▶ [What to produce]
Give an exact transcription of every line, dropping the images.
________
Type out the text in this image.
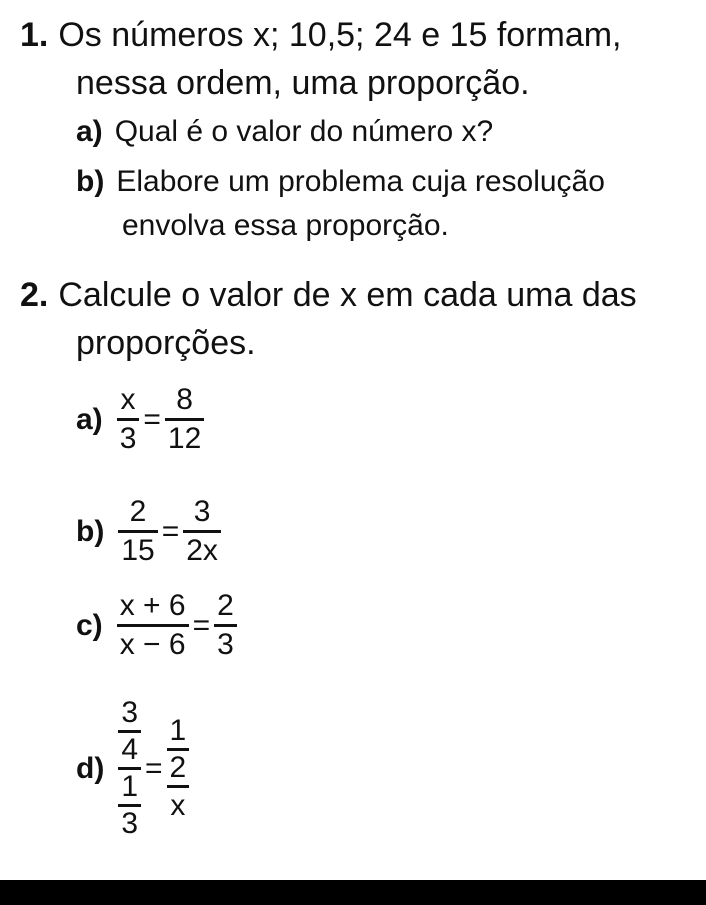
1. Os números x; 10,5; 24 e 15 formam,
nessa ordem, uma proporção.
a) Qual é o valor do número x?
b) Elabore um problema cuja resolução
envolva essa proporção.
2. Calcule o valor de x em cada uma das
proporções.
$a) \frac{x}{3} = \frac{8}{12}$
$b) \frac{2}{15} = \frac{3}{2x}$
$c) \frac{x + 6}{x - 6} = \frac{2}{3}$
$d) \frac{\frac{3}{4}}{\frac{1}{3}} = \frac{\frac{1}{2}}{x}$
________
▶ [Completed task]
Type out the text in this image.
1. Os números x; 10,5; 24 e 15 formam,
nessa ordem, uma proporção.
a) Qual é o valor do número x?
b) Elabore um problema cuja resolução
envolva essa proporção.
2. Calcule o valor de x em cada uma das
proporções.
$a) \frac{x}{3} = \frac{8}{12}$
$b) \frac{2}{15} = \frac{3}{2x}$
$c) \frac{x + 6}{x - 6} = \frac{2}{3}$
$d) \frac{\frac{3}{4}}{\frac{1}{3}} = \frac{\frac{1}{2}}{x}$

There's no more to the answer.